§ **INSTRUCTIONS TO FOLLOW**
Gather from the material every line that contains the string "name".

§ **MATERIAL PROVIDED**
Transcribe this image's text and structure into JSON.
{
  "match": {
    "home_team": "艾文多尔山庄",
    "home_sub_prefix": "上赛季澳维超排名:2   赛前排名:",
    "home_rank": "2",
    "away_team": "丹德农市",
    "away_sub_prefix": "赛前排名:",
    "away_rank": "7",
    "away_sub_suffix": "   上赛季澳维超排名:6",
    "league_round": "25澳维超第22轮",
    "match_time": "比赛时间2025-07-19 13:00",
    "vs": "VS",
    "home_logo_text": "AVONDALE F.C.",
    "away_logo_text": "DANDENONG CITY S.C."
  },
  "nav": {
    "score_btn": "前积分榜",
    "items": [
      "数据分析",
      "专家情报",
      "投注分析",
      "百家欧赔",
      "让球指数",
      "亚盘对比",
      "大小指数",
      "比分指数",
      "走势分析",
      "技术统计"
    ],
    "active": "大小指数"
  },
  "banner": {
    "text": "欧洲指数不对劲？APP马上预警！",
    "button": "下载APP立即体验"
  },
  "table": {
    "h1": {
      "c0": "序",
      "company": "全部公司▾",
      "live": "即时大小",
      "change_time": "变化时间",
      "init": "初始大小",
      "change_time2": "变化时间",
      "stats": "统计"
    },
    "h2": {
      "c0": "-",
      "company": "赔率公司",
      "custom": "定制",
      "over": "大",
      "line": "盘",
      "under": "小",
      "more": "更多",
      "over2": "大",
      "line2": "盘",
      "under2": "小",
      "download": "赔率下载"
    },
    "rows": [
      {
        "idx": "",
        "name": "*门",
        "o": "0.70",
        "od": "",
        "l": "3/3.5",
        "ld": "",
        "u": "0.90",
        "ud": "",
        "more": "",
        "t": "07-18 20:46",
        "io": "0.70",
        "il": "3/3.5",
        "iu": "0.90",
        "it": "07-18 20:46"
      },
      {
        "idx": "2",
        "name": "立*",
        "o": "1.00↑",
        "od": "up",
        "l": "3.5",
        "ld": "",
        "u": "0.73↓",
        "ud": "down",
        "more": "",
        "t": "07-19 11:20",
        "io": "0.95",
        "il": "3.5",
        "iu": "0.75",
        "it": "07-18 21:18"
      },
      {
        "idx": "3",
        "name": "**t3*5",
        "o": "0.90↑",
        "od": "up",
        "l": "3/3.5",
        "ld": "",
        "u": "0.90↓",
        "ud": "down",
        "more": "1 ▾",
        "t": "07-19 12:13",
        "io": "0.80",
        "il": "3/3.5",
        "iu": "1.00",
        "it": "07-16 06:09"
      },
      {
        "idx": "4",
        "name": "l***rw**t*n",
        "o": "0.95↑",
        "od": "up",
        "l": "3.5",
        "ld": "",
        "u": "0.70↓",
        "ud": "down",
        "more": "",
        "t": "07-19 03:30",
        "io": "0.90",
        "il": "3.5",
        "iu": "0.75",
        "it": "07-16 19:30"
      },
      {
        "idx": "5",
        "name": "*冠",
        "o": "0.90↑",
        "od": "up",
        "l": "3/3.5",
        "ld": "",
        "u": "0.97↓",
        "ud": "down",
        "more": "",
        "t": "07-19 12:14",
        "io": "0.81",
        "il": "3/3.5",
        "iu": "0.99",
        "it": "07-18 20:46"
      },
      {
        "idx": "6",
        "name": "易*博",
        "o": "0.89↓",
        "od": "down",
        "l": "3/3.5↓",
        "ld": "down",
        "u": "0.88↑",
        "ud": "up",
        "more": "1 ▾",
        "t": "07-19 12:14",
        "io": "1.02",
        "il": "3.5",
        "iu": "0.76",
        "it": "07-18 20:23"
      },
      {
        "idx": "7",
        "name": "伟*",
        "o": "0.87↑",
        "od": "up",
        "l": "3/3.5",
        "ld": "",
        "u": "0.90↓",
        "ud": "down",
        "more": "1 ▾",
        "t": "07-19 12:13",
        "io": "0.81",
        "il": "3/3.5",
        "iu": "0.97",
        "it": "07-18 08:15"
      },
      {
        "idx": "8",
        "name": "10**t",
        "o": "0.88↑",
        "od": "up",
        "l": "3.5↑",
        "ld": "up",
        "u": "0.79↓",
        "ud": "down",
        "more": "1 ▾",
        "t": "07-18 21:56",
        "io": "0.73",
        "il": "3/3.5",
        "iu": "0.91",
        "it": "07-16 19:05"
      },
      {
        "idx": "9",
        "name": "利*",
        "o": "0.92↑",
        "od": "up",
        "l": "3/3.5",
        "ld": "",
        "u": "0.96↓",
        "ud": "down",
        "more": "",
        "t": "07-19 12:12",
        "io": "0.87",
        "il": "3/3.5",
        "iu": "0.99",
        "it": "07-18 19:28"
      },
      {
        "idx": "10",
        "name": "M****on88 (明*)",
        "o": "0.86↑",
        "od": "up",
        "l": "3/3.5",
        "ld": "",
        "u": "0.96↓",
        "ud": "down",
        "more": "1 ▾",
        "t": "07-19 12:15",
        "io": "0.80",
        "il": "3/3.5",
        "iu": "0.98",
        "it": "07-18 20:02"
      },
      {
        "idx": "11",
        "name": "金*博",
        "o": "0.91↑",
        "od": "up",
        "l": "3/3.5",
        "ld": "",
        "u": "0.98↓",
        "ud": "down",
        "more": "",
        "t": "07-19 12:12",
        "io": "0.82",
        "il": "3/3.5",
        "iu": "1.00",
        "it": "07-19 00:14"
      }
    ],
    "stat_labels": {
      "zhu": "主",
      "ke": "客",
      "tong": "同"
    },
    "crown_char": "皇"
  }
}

§ **TASK SOLUTION**
        "name": "*门",
        "name": "立*",
        "name": "**t3*5",
        "name": "l***rw**t*n",
        "name": "*冠",
        "name": "易*博",
        "name": "伟*",
        "name": "10**t",
        "name": "利*",
        "name": "M****on88 (明*)",
        "name": "金*博",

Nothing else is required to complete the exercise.